Part of a data file:
** start **

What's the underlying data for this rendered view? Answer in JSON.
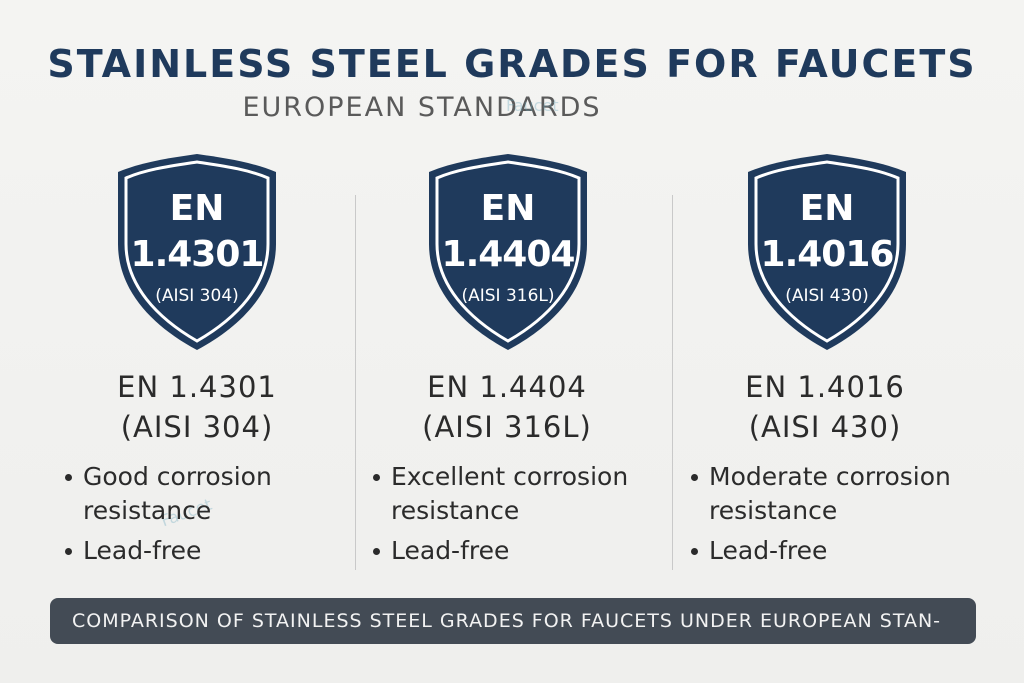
{
  "header": {
    "title": "STAINLESS STEEL GRADES FOR FAUCETS",
    "subtitle": "EUROPEAN STANDARDS"
  },
  "watermark": {
    "text": "Faucet"
  },
  "grades": [
    {
      "shield_en": "EN",
      "shield_number": "1.4301",
      "shield_aisi": "(AISI 304)",
      "name": "EN 1.4301",
      "aisi": "(AISI 304)",
      "bullets": [
        "Good corrosion resistance",
        "Lead-free"
      ]
    },
    {
      "shield_en": "EN",
      "shield_number": "1.4404",
      "shield_aisi": "(AISI 316L)",
      "name": "EN 1.4404",
      "aisi": "(AISI 316L)",
      "bullets": [
        "Excellent corrosion resistance",
        "Lead-free"
      ]
    },
    {
      "shield_en": "EN",
      "shield_number": "1.4016",
      "shield_aisi": "(AISI 430)",
      "name": "EN 1.4016",
      "aisi": "(AISI 430)",
      "bullets": [
        "Moderate corrosion resistance",
        "Lead-free"
      ]
    }
  ],
  "footer": {
    "caption": "COMPARISON OF STAINLESS STEEL GRADES FOR FAUCETS UNDER EUROPEAN STAN-"
  },
  "colors": {
    "shield_fill": "#1f3a5c",
    "title": "#1f3a5c",
    "banner": "#434b55"
  },
  "icons": {
    "shield": "shield-icon"
  }
}
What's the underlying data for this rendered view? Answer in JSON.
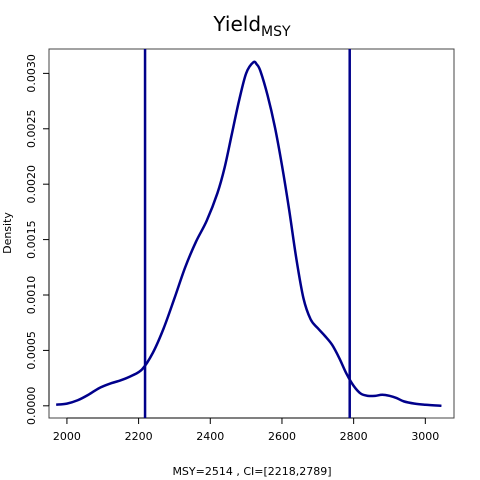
{
  "chart_data": {
    "type": "line",
    "title": {
      "main": "Yield",
      "subscript": "MSY"
    },
    "xlabel": "MSY=2514 , CI=[2218,2789]",
    "ylabel": "Density",
    "xlim": [
      1950,
      3080
    ],
    "ylim": [
      -0.00011,
      0.00322
    ],
    "x_ticks": [
      2000,
      2200,
      2400,
      2600,
      2800,
      3000
    ],
    "x_tick_labels": [
      "2000",
      "2200",
      "2400",
      "2600",
      "2800",
      "3000"
    ],
    "y_ticks": [
      0,
      0.0005,
      0.001,
      0.0015,
      0.002,
      0.0025,
      0.003
    ],
    "y_tick_labels": [
      "0.0000",
      "0.0005",
      "0.0010",
      "0.0015",
      "0.0020",
      "0.0025",
      "0.0030"
    ],
    "grid": false,
    "series": [
      {
        "color": "#00008B",
        "x": [
          1970,
          2000,
          2030,
          2060,
          2090,
          2120,
          2150,
          2180,
          2210,
          2240,
          2270,
          2300,
          2330,
          2360,
          2390,
          2420,
          2440,
          2460,
          2480,
          2500,
          2520,
          2530,
          2540,
          2560,
          2580,
          2600,
          2620,
          2640,
          2660,
          2680,
          2700,
          2720,
          2740,
          2760,
          2780,
          2800,
          2820,
          2840,
          2860,
          2880,
          2900,
          2920,
          2940,
          2970,
          3000,
          3045
        ],
        "y": [
          1e-05,
          2e-05,
          5e-05,
          0.0001,
          0.00016,
          0.0002,
          0.00023,
          0.00027,
          0.00033,
          0.00048,
          0.0007,
          0.00097,
          0.00125,
          0.00148,
          0.00167,
          0.00192,
          0.00215,
          0.00245,
          0.00275,
          0.003,
          0.0031,
          0.00308,
          0.00302,
          0.0028,
          0.00252,
          0.00217,
          0.00177,
          0.00133,
          0.00097,
          0.00078,
          0.0007,
          0.00063,
          0.00055,
          0.00043,
          0.00029,
          0.00018,
          0.00011,
          9e-05,
          9e-05,
          0.0001,
          9e-05,
          7e-05,
          4e-05,
          2e-05,
          1e-05,
          0
        ]
      }
    ],
    "vlines": [
      {
        "x": 2218,
        "color": "#00008B"
      },
      {
        "x": 2789,
        "color": "#00008B"
      }
    ]
  }
}
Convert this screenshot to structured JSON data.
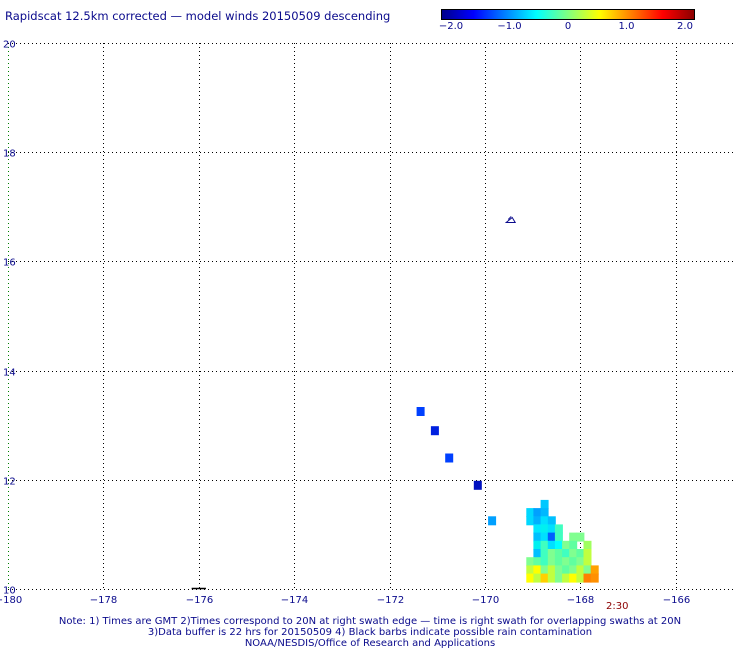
{
  "title": "Rapidscat 12.5km corrected — model winds 20150509 descending",
  "colorbar": {
    "ticks": [
      {
        "label": "−2.0",
        "value": -2.0
      },
      {
        "label": "−1.0",
        "value": -1.0
      },
      {
        "label": "0",
        "value": 0
      },
      {
        "label": "1.0",
        "value": 1.0
      },
      {
        "label": "2.0",
        "value": 2.0
      }
    ],
    "colors": [
      "#00008b",
      "#0000ff",
      "#0080ff",
      "#00ffff",
      "#80ff80",
      "#ffff00",
      "#ff8000",
      "#ff0000",
      "#8b0000"
    ]
  },
  "axes": {
    "x_ticks": [
      {
        "label": "−180",
        "value": -180
      },
      {
        "label": "−178",
        "value": -178
      },
      {
        "label": "−176",
        "value": -176
      },
      {
        "label": "−174",
        "value": -174
      },
      {
        "label": "−172",
        "value": -172
      },
      {
        "label": "−170",
        "value": -170
      },
      {
        "label": "−168",
        "value": -168
      },
      {
        "label": "−166",
        "value": -166
      }
    ],
    "y_ticks": [
      {
        "label": "10",
        "value": 10
      },
      {
        "label": "12",
        "value": 12
      },
      {
        "label": "14",
        "value": 14
      },
      {
        "label": "16",
        "value": 16
      },
      {
        "label": "18",
        "value": 18
      },
      {
        "label": "20",
        "value": 20
      }
    ],
    "xlim": [
      -180,
      -164.8
    ],
    "ylim": [
      10,
      20
    ]
  },
  "swath_time": "2:30",
  "notes": {
    "line1": "Note: 1) Times are GMT 2)Times correspond to 20N at right swath edge — time is right swath for overlapping swaths at 20N",
    "line2": "3)Data buffer is 22 hrs for 20150509 4) Black barbs indicate possible rain contamination",
    "line3": "NOAA/NESDIS/Office of Research and Applications"
  },
  "observations": [
    {
      "lon": -171.35,
      "lat": 13.25,
      "color": "#0040ff"
    },
    {
      "lon": -171.05,
      "lat": 12.9,
      "color": "#0020e0"
    },
    {
      "lon": -170.75,
      "lat": 12.4,
      "color": "#0040ff"
    },
    {
      "lon": -170.15,
      "lat": 11.9,
      "color": "#0010c0"
    },
    {
      "lon": -169.85,
      "lat": 11.25,
      "color": "#00a0ff"
    },
    {
      "lon": -168.75,
      "lat": 11.55,
      "color": "#00c8ff"
    },
    {
      "lon": -169.05,
      "lat": 11.4,
      "color": "#00d8ff"
    },
    {
      "lon": -168.9,
      "lat": 11.4,
      "color": "#00a0ff"
    },
    {
      "lon": -168.75,
      "lat": 11.4,
      "color": "#00b8ff"
    },
    {
      "lon": -169.05,
      "lat": 11.25,
      "color": "#00d8ff"
    },
    {
      "lon": -168.9,
      "lat": 11.25,
      "color": "#00b0ff"
    },
    {
      "lon": -168.75,
      "lat": 11.25,
      "color": "#00e0ff"
    },
    {
      "lon": -168.6,
      "lat": 11.25,
      "color": "#00c0ff"
    },
    {
      "lon": -168.9,
      "lat": 11.1,
      "color": "#00e8ff"
    },
    {
      "lon": -168.75,
      "lat": 11.1,
      "color": "#00f0f0"
    },
    {
      "lon": -168.6,
      "lat": 11.1,
      "color": "#00e0ff"
    },
    {
      "lon": -168.45,
      "lat": 11.1,
      "color": "#40ffc0"
    },
    {
      "lon": -168.9,
      "lat": 10.95,
      "color": "#00c0ff"
    },
    {
      "lon": -168.75,
      "lat": 10.95,
      "color": "#00e0ff"
    },
    {
      "lon": -168.6,
      "lat": 10.95,
      "color": "#0060ff"
    },
    {
      "lon": -168.45,
      "lat": 10.95,
      "color": "#40ffc0"
    },
    {
      "lon": -168.15,
      "lat": 10.95,
      "color": "#80ff90"
    },
    {
      "lon": -168.0,
      "lat": 10.95,
      "color": "#80ff90"
    },
    {
      "lon": -168.9,
      "lat": 10.8,
      "color": "#00f0f0"
    },
    {
      "lon": -168.75,
      "lat": 10.8,
      "color": "#40ffc0"
    },
    {
      "lon": -168.6,
      "lat": 10.8,
      "color": "#00e0ff"
    },
    {
      "lon": -168.45,
      "lat": 10.8,
      "color": "#00ffff"
    },
    {
      "lon": -168.3,
      "lat": 10.8,
      "color": "#80ff90"
    },
    {
      "lon": -168.15,
      "lat": 10.8,
      "color": "#60ffa0"
    },
    {
      "lon": -167.85,
      "lat": 10.8,
      "color": "#a0ff60"
    },
    {
      "lon": -168.9,
      "lat": 10.65,
      "color": "#00c0ff"
    },
    {
      "lon": -168.75,
      "lat": 10.65,
      "color": "#40ffc0"
    },
    {
      "lon": -168.6,
      "lat": 10.65,
      "color": "#80ff90"
    },
    {
      "lon": -168.45,
      "lat": 10.65,
      "color": "#60ffa0"
    },
    {
      "lon": -168.3,
      "lat": 10.65,
      "color": "#40ffc0"
    },
    {
      "lon": -168.15,
      "lat": 10.65,
      "color": "#80ff90"
    },
    {
      "lon": -168.0,
      "lat": 10.65,
      "color": "#60ffa0"
    },
    {
      "lon": -167.85,
      "lat": 10.65,
      "color": "#c0ff40"
    },
    {
      "lon": -169.05,
      "lat": 10.5,
      "color": "#80ff90"
    },
    {
      "lon": -168.9,
      "lat": 10.5,
      "color": "#60ffa0"
    },
    {
      "lon": -168.75,
      "lat": 10.5,
      "color": "#40ffc0"
    },
    {
      "lon": -168.6,
      "lat": 10.5,
      "color": "#80ff90"
    },
    {
      "lon": -168.45,
      "lat": 10.5,
      "color": "#60ffa0"
    },
    {
      "lon": -168.3,
      "lat": 10.5,
      "color": "#80ff90"
    },
    {
      "lon": -168.15,
      "lat": 10.5,
      "color": "#60ffa0"
    },
    {
      "lon": -168.0,
      "lat": 10.5,
      "color": "#80ff90"
    },
    {
      "lon": -167.85,
      "lat": 10.5,
      "color": "#c0ff40"
    },
    {
      "lon": -169.05,
      "lat": 10.35,
      "color": "#c0ff40"
    },
    {
      "lon": -168.9,
      "lat": 10.35,
      "color": "#ffff00"
    },
    {
      "lon": -168.75,
      "lat": 10.35,
      "color": "#80ff90"
    },
    {
      "lon": -168.6,
      "lat": 10.35,
      "color": "#c0ff40"
    },
    {
      "lon": -168.45,
      "lat": 10.35,
      "color": "#80ff90"
    },
    {
      "lon": -168.3,
      "lat": 10.35,
      "color": "#60ffa0"
    },
    {
      "lon": -168.15,
      "lat": 10.35,
      "color": "#80ff90"
    },
    {
      "lon": -168.0,
      "lat": 10.35,
      "color": "#c0ff40"
    },
    {
      "lon": -167.85,
      "lat": 10.35,
      "color": "#80ff90"
    },
    {
      "lon": -167.7,
      "lat": 10.35,
      "color": "#ffa000"
    },
    {
      "lon": -169.05,
      "lat": 10.2,
      "color": "#ffff00"
    },
    {
      "lon": -168.9,
      "lat": 10.2,
      "color": "#c0ff40"
    },
    {
      "lon": -168.75,
      "lat": 10.2,
      "color": "#ffd000"
    },
    {
      "lon": -168.6,
      "lat": 10.2,
      "color": "#c0ff40"
    },
    {
      "lon": -168.45,
      "lat": 10.2,
      "color": "#80ff90"
    },
    {
      "lon": -168.3,
      "lat": 10.2,
      "color": "#c0ff40"
    },
    {
      "lon": -168.15,
      "lat": 10.2,
      "color": "#ffff00"
    },
    {
      "lon": -168.0,
      "lat": 10.2,
      "color": "#c0ff40"
    },
    {
      "lon": -167.85,
      "lat": 10.2,
      "color": "#ff8000"
    },
    {
      "lon": -167.7,
      "lat": 10.2,
      "color": "#ff9000"
    }
  ],
  "barb_marker": {
    "lon": -169.45,
    "lat": 16.75
  }
}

** end **

- **EXERCISE INSTRUCTIONS**:
Filter the records above for lines containing the word "EUROPEAN", and copy those lines.

- **FULL ANSWER**:
    "subtitle": "EUROPEAN STANDARDS"
    "caption": "COMPARISON OF STAINLESS STEEL GRADES FOR FAUCETS UNDER EUROPEAN STAN-"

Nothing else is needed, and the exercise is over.